Records from a dataset:
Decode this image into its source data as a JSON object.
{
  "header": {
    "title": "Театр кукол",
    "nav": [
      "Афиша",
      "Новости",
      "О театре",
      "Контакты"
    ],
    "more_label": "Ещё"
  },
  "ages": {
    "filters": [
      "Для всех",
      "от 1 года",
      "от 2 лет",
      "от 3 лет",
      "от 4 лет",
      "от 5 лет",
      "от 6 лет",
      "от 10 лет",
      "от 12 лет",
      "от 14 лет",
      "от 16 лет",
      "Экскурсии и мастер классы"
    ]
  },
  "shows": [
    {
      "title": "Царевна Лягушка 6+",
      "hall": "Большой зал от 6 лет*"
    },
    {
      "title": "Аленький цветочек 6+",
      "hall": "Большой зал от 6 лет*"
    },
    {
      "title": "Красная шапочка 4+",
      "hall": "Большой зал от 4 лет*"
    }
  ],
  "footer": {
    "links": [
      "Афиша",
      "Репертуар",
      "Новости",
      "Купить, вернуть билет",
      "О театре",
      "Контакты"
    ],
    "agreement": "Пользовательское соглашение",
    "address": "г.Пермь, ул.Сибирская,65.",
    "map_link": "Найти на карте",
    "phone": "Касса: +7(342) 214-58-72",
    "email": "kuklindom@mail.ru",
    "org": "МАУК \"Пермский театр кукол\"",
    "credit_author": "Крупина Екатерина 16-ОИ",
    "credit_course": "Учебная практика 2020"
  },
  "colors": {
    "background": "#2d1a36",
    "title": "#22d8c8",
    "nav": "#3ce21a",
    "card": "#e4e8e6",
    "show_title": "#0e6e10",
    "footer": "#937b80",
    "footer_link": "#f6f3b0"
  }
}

Request: Each record should come back exactly as written.

Task answer:
Decode this image into its source data as a JSON object.
{
  "header": {
    "title": "Театр кукол",
    "nav": [
      "Афиша",
      "Новости",
      "О театре",
      "Контакты"
    ],
    "more_label": "Ещё"
  },
  "ages": {
    "filters": [
      "Для всех",
      "от 1 года",
      "от 2 лет",
      "от 3 лет",
      "от 4 лет",
      "от 5 лет",
      "от 6 лет",
      "от 10 лет",
      "от 12 лет",
      "от 14 лет",
      "от 16 лет",
      "Экскурсии и мастер классы"
    ]
  },
  "shows": [
    {
      "title": "Царевна Лягушка 6+",
      "hall": "Большой зал от 6 лет*"
    },
    {
      "title": "Аленький цветочек 6+",
      "hall": "Большой зал от 6 лет*"
    },
    {
      "title": "Красная шапочка 4+",
      "hall": "Большой зал от 4 лет*"
    }
  ],
  "footer": {
    "links": [
      "Афиша",
      "Репертуар",
      "Новости",
      "Купить, вернуть билет",
      "О театре",
      "Контакты"
    ],
    "agreement": "Пользовательское соглашение",
    "address": "г.Пермь, ул.Сибирская,65.",
    "map_link": "Найти на карте",
    "phone": "Касса: +7(342) 214-58-72",
    "email": "kuklindom@mail.ru",
    "org": "МАУК \"Пермский театр кукол\"",
    "credit_author": "Крупина Екатерина 16-ОИ",
    "credit_course": "Учебная практика 2020"
  },
  "colors": {
    "background": "#2d1a36",
    "title": "#22d8c8",
    "nav": "#3ce21a",
    "card": "#e4e8e6",
    "show_title": "#0e6e10",
    "footer": "#937b80",
    "footer_link": "#f6f3b0"
  }
}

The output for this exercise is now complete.